Extract all of the entries and give them again, word for word.
═══ Data section
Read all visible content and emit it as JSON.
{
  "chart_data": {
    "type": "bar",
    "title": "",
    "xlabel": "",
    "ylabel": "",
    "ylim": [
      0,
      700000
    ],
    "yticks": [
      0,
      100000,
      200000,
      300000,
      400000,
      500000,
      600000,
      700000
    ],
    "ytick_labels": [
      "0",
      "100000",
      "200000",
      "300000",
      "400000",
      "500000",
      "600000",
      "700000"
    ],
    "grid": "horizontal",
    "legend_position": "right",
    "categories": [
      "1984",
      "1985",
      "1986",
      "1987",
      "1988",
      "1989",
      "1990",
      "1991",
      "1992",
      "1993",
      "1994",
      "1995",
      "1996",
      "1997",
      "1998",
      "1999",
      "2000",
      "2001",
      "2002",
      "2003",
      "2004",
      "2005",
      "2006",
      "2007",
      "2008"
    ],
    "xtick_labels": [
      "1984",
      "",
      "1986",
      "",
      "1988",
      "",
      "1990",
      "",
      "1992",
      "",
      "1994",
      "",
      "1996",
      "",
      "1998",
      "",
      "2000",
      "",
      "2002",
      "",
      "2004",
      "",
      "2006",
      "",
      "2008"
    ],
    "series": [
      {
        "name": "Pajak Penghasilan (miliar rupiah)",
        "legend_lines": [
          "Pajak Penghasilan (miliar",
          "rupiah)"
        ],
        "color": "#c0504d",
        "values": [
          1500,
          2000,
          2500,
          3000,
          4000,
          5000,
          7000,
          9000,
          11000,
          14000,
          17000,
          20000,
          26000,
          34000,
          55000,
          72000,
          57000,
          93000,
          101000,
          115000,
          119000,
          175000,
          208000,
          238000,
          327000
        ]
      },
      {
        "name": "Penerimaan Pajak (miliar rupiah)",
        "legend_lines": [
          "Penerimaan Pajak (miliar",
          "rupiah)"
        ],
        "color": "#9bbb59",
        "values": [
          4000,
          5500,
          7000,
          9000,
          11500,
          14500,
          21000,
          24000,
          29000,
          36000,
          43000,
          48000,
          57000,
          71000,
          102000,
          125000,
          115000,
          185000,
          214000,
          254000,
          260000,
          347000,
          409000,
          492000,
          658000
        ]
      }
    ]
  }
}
══════
### Answer for this exercise
Read all visible content and emit it as JSON.
{
  "chart_data": {
    "type": "bar",
    "title": "",
    "xlabel": "",
    "ylabel": "",
    "ylim": [
      0,
      700000
    ],
    "yticks": [
      0,
      100000,
      200000,
      300000,
      400000,
      500000,
      600000,
      700000
    ],
    "ytick_labels": [
      "0",
      "100000",
      "200000",
      "300000",
      "400000",
      "500000",
      "600000",
      "700000"
    ],
    "grid": "horizontal",
    "legend_position": "right",
    "categories": [
      "1984",
      "1985",
      "1986",
      "1987",
      "1988",
      "1989",
      "1990",
      "1991",
      "1992",
      "1993",
      "1994",
      "1995",
      "1996",
      "1997",
      "1998",
      "1999",
      "2000",
      "2001",
      "2002",
      "2003",
      "2004",
      "2005",
      "2006",
      "2007",
      "2008"
    ],
    "xtick_labels": [
      "1984",
      "",
      "1986",
      "",
      "1988",
      "",
      "1990",
      "",
      "1992",
      "",
      "1994",
      "",
      "1996",
      "",
      "1998",
      "",
      "2000",
      "",
      "2002",
      "",
      "2004",
      "",
      "2006",
      "",
      "2008"
    ],
    "series": [
      {
        "name": "Pajak Penghasilan (miliar rupiah)",
        "legend_lines": [
          "Pajak Penghasilan (miliar",
          "rupiah)"
        ],
        "color": "#c0504d",
        "values": [
          1500,
          2000,
          2500,
          3000,
          4000,
          5000,
          7000,
          9000,
          11000,
          14000,
          17000,
          20000,
          26000,
          34000,
          55000,
          72000,
          57000,
          93000,
          101000,
          115000,
          119000,
          175000,
          208000,
          238000,
          327000
        ]
      },
      {
        "name": "Penerimaan Pajak (miliar rupiah)",
        "legend_lines": [
          "Penerimaan Pajak (miliar",
          "rupiah)"
        ],
        "color": "#9bbb59",
        "values": [
          4000,
          5500,
          7000,
          9000,
          11500,
          14500,
          21000,
          24000,
          29000,
          36000,
          43000,
          48000,
          57000,
          71000,
          102000,
          125000,
          115000,
          185000,
          214000,
          254000,
          260000,
          347000,
          409000,
          492000,
          658000
        ]
      }
    ]
  }
}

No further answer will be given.